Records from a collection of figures
↓
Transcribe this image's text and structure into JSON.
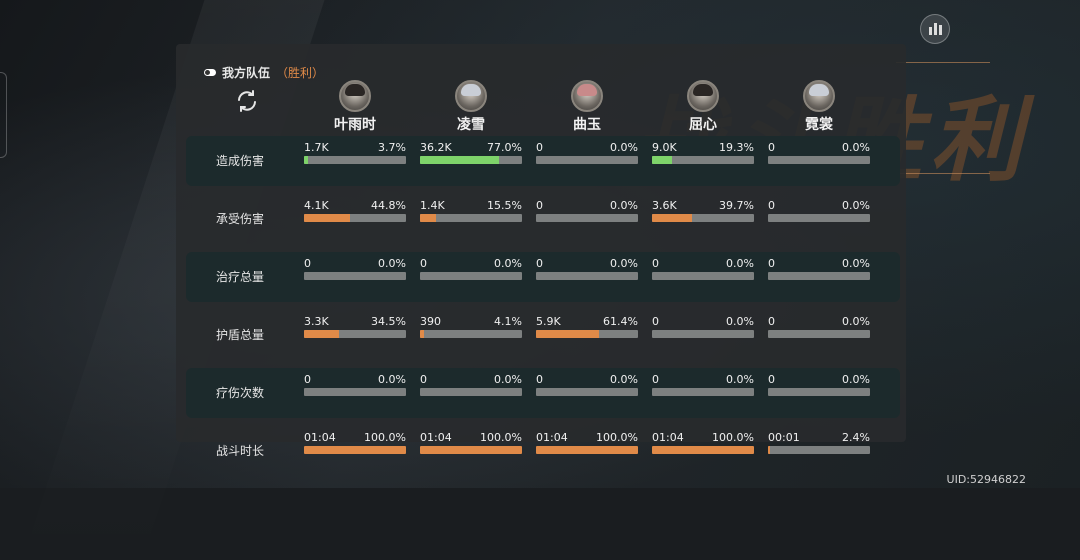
{
  "header": {
    "title": "我方队伍",
    "result": "（胜利）"
  },
  "uid": "UID:52946822",
  "colors": {
    "green": "#7ed36a",
    "orange": "#e08a48"
  },
  "characters": [
    {
      "name": "叶雨时",
      "avatar": "light-hair-none"
    },
    {
      "name": "凌雪",
      "avatar": "light"
    },
    {
      "name": "曲玉",
      "avatar": "pink"
    },
    {
      "name": "屈心",
      "avatar": "dark"
    },
    {
      "name": "霓裳",
      "avatar": "light"
    }
  ],
  "rows": [
    {
      "label": "造成伤害",
      "color": "#7ed36a",
      "dark": true,
      "cells": [
        {
          "value": "1.7K",
          "pct": "3.7%",
          "fill": 0.037
        },
        {
          "value": "36.2K",
          "pct": "77.0%",
          "fill": 0.77
        },
        {
          "value": "0",
          "pct": "0.0%",
          "fill": 0
        },
        {
          "value": "9.0K",
          "pct": "19.3%",
          "fill": 0.193
        },
        {
          "value": "0",
          "pct": "0.0%",
          "fill": 0
        }
      ]
    },
    {
      "label": "承受伤害",
      "color": "#e08a48",
      "dark": false,
      "cells": [
        {
          "value": "4.1K",
          "pct": "44.8%",
          "fill": 0.448
        },
        {
          "value": "1.4K",
          "pct": "15.5%",
          "fill": 0.155
        },
        {
          "value": "0",
          "pct": "0.0%",
          "fill": 0
        },
        {
          "value": "3.6K",
          "pct": "39.7%",
          "fill": 0.397
        },
        {
          "value": "0",
          "pct": "0.0%",
          "fill": 0
        }
      ]
    },
    {
      "label": "治疗总量",
      "color": "#7ed36a",
      "dark": true,
      "cells": [
        {
          "value": "0",
          "pct": "0.0%",
          "fill": 0
        },
        {
          "value": "0",
          "pct": "0.0%",
          "fill": 0
        },
        {
          "value": "0",
          "pct": "0.0%",
          "fill": 0
        },
        {
          "value": "0",
          "pct": "0.0%",
          "fill": 0
        },
        {
          "value": "0",
          "pct": "0.0%",
          "fill": 0
        }
      ]
    },
    {
      "label": "护盾总量",
      "color": "#e08a48",
      "dark": false,
      "cells": [
        {
          "value": "3.3K",
          "pct": "34.5%",
          "fill": 0.345
        },
        {
          "value": "390",
          "pct": "4.1%",
          "fill": 0.041
        },
        {
          "value": "5.9K",
          "pct": "61.4%",
          "fill": 0.614
        },
        {
          "value": "0",
          "pct": "0.0%",
          "fill": 0
        },
        {
          "value": "0",
          "pct": "0.0%",
          "fill": 0
        }
      ]
    },
    {
      "label": "疗伤次数",
      "color": "#7ed36a",
      "dark": true,
      "cells": [
        {
          "value": "0",
          "pct": "0.0%",
          "fill": 0
        },
        {
          "value": "0",
          "pct": "0.0%",
          "fill": 0
        },
        {
          "value": "0",
          "pct": "0.0%",
          "fill": 0
        },
        {
          "value": "0",
          "pct": "0.0%",
          "fill": 0
        },
        {
          "value": "0",
          "pct": "0.0%",
          "fill": 0
        }
      ]
    },
    {
      "label": "战斗时长",
      "color": "#e08a48",
      "dark": false,
      "cells": [
        {
          "value": "01:04",
          "pct": "100.0%",
          "fill": 1.0
        },
        {
          "value": "01:04",
          "pct": "100.0%",
          "fill": 1.0
        },
        {
          "value": "01:04",
          "pct": "100.0%",
          "fill": 1.0
        },
        {
          "value": "01:04",
          "pct": "100.0%",
          "fill": 1.0
        },
        {
          "value": "00:01",
          "pct": "2.4%",
          "fill": 0.024
        }
      ]
    }
  ]
}
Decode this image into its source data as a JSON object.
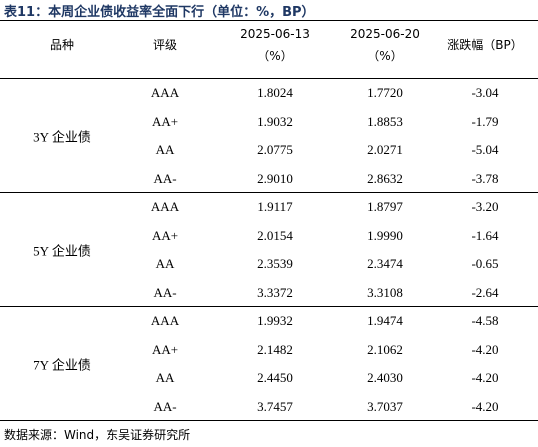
{
  "header": {
    "title": "表11：本周企业债收益率全面下行（单位：%，BP）"
  },
  "table": {
    "columns": [
      "品种",
      "评级",
      "2025-06-13",
      "（%）",
      "2025-06-20",
      "（%）",
      "涨跌幅（BP）"
    ],
    "groups": [
      {
        "name": "3Y 企业债",
        "rows": [
          [
            "AAA",
            "1.8024",
            "1.7720",
            "-3.04"
          ],
          [
            "AA+",
            "1.9032",
            "1.8853",
            "-1.79"
          ],
          [
            "AA",
            "2.0775",
            "2.0271",
            "-5.04"
          ],
          [
            "AA-",
            "2.9010",
            "2.8632",
            "-3.78"
          ]
        ]
      },
      {
        "name": "5Y 企业债",
        "rows": [
          [
            "AAA",
            "1.9117",
            "1.8797",
            "-3.20"
          ],
          [
            "AA+",
            "2.0154",
            "1.9990",
            "-1.64"
          ],
          [
            "AA",
            "2.3539",
            "2.3474",
            "-0.65"
          ],
          [
            "AA-",
            "3.3372",
            "3.3108",
            "-2.64"
          ]
        ]
      },
      {
        "name": "7Y 企业债",
        "rows": [
          [
            "AAA",
            "1.9932",
            "1.9474",
            "-4.58"
          ],
          [
            "AA+",
            "2.1482",
            "2.1062",
            "-4.20"
          ],
          [
            "AA",
            "2.4450",
            "2.4030",
            "-4.20"
          ],
          [
            "AA-",
            "3.7457",
            "3.7037",
            "-4.20"
          ]
        ]
      }
    ]
  },
  "footer": {
    "source": "数据来源：Wind，东吴证券研究所"
  }
}
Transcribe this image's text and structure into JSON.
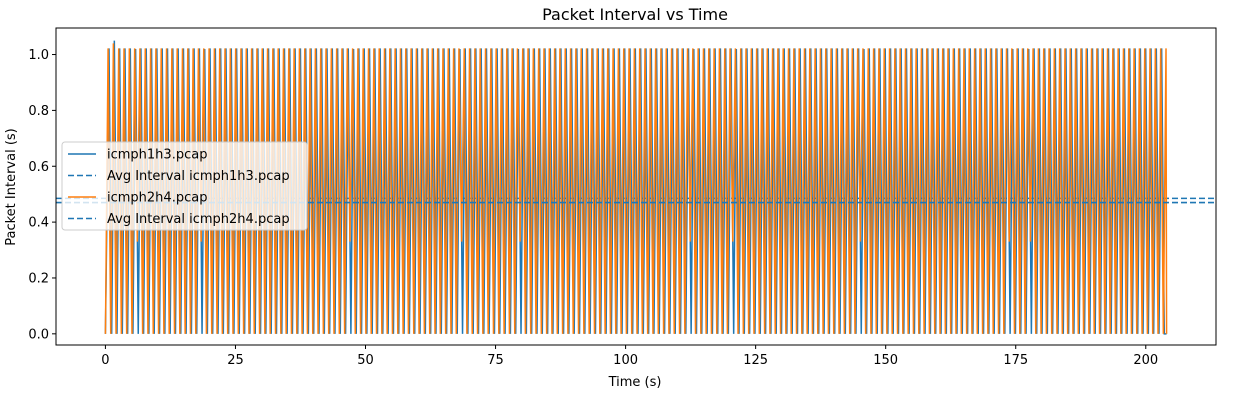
{
  "chart_data": {
    "type": "line",
    "title": "Packet Interval vs Time",
    "xlabel": "Time (s)",
    "ylabel": "Packet Interval (s)",
    "xlim": [
      -9.5,
      213.5
    ],
    "ylim": [
      -0.04,
      1.095
    ],
    "xticks": [
      0,
      25,
      50,
      75,
      100,
      125,
      150,
      175,
      200
    ],
    "yticks": [
      0.0,
      0.2,
      0.4,
      0.6,
      0.8,
      1.0
    ],
    "xtick_labels": [
      "0",
      "25",
      "50",
      "75",
      "100",
      "125",
      "150",
      "175",
      "200"
    ],
    "ytick_labels": [
      "0.0",
      "0.2",
      "0.4",
      "0.6",
      "0.8",
      "1.0"
    ],
    "grid": false,
    "legend_position": "center-left",
    "series": [
      {
        "name": "icmph1h3.pcap",
        "style": "solid",
        "color": "#1f77b4",
        "x_start": 0.0,
        "x_end": 204.0,
        "oscillation_period": 1.022,
        "low": 0.0,
        "high": 1.022,
        "special_peaks": [
          {
            "x": 2.1,
            "y": 1.05
          },
          {
            "x": 6.3,
            "y": 1.02
          },
          {
            "x": 18.6,
            "y": 1.02
          },
          {
            "x": 47.2,
            "y": 1.02
          },
          {
            "x": 68.5,
            "y": 1.02
          },
          {
            "x": 79.8,
            "y": 1.02
          },
          {
            "x": 112.6,
            "y": 1.02
          },
          {
            "x": 121.0,
            "y": 1.02
          },
          {
            "x": 145.6,
            "y": 1.02
          },
          {
            "x": 174.3,
            "y": 1.02
          },
          {
            "x": 178.0,
            "y": 1.02
          }
        ],
        "special_dips": [
          {
            "x": 154.1,
            "y": 0.0
          }
        ]
      },
      {
        "name": "Avg Interval icmph1h3.pcap",
        "style": "dashed",
        "color": "#1f77b4",
        "value": 0.485
      },
      {
        "name": "icmph2h4.pcap",
        "style": "solid",
        "color": "#ff7f0e",
        "x_start": 0.0,
        "x_end": 204.0,
        "oscillation_period": 1.022,
        "low": 0.0,
        "high": 1.022,
        "special_peaks": [
          {
            "x": 1.3,
            "y": 1.04
          }
        ],
        "mid_dips": [
          {
            "x": 6.0,
            "y": 0.33
          },
          {
            "x": 18.0,
            "y": 0.33
          },
          {
            "x": 46.8,
            "y": 0.33
          },
          {
            "x": 68.0,
            "y": 0.33
          },
          {
            "x": 79.4,
            "y": 0.33
          },
          {
            "x": 112.2,
            "y": 0.33
          },
          {
            "x": 120.6,
            "y": 0.33
          },
          {
            "x": 145.2,
            "y": 0.33
          },
          {
            "x": 173.9,
            "y": 0.33
          },
          {
            "x": 177.6,
            "y": 0.33
          }
        ]
      },
      {
        "name": "Avg Interval icmph2h4.pcap",
        "style": "dashed",
        "color": "#1f77b4",
        "value": 0.47
      }
    ]
  }
}
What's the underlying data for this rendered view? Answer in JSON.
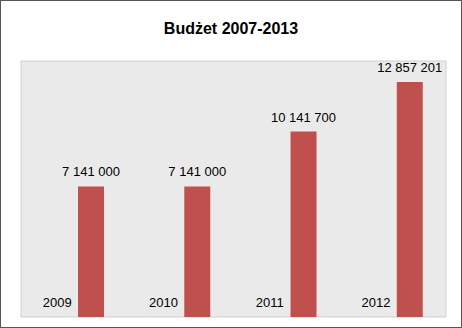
{
  "chart_data": {
    "type": "bar",
    "title": "Budżet 2007-2013",
    "categories": [
      null,
      null,
      null,
      null
    ],
    "series": [
      {
        "color": "#4f81bd",
        "values": [
          2009,
          2010,
          2011,
          2012
        ]
      },
      {
        "color": "#c0504d",
        "values": [
          7141000,
          7141000,
          10141700,
          12857201
        ],
        "value_labels": [
          "7 141 000",
          "7 141 000",
          "10 141 700",
          "12 857 201"
        ]
      }
    ],
    "ylim": [
      0,
      14000000
    ],
    "grid": false,
    "data_labels": true,
    "tick_labels": false
  }
}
↑
WHAT THIS TASK INVOLVES
Write out exactly the lines from the line containing "What's the underlying" through the last line of the listing above, please, and leave out any pictures.

REPLY TO THE TASK
What's the underlying data for this rendered view? Answer in JSON.
{
  "chart_data": {
    "type": "bar",
    "title": "Budżet 2007-2013",
    "categories": [
      null,
      null,
      null,
      null
    ],
    "series": [
      {
        "color": "#4f81bd",
        "values": [
          2009,
          2010,
          2011,
          2012
        ]
      },
      {
        "color": "#c0504d",
        "values": [
          7141000,
          7141000,
          10141700,
          12857201
        ],
        "value_labels": [
          "7 141 000",
          "7 141 000",
          "10 141 700",
          "12 857 201"
        ]
      }
    ],
    "ylim": [
      0,
      14000000
    ],
    "grid": false,
    "data_labels": true,
    "tick_labels": false
  }
}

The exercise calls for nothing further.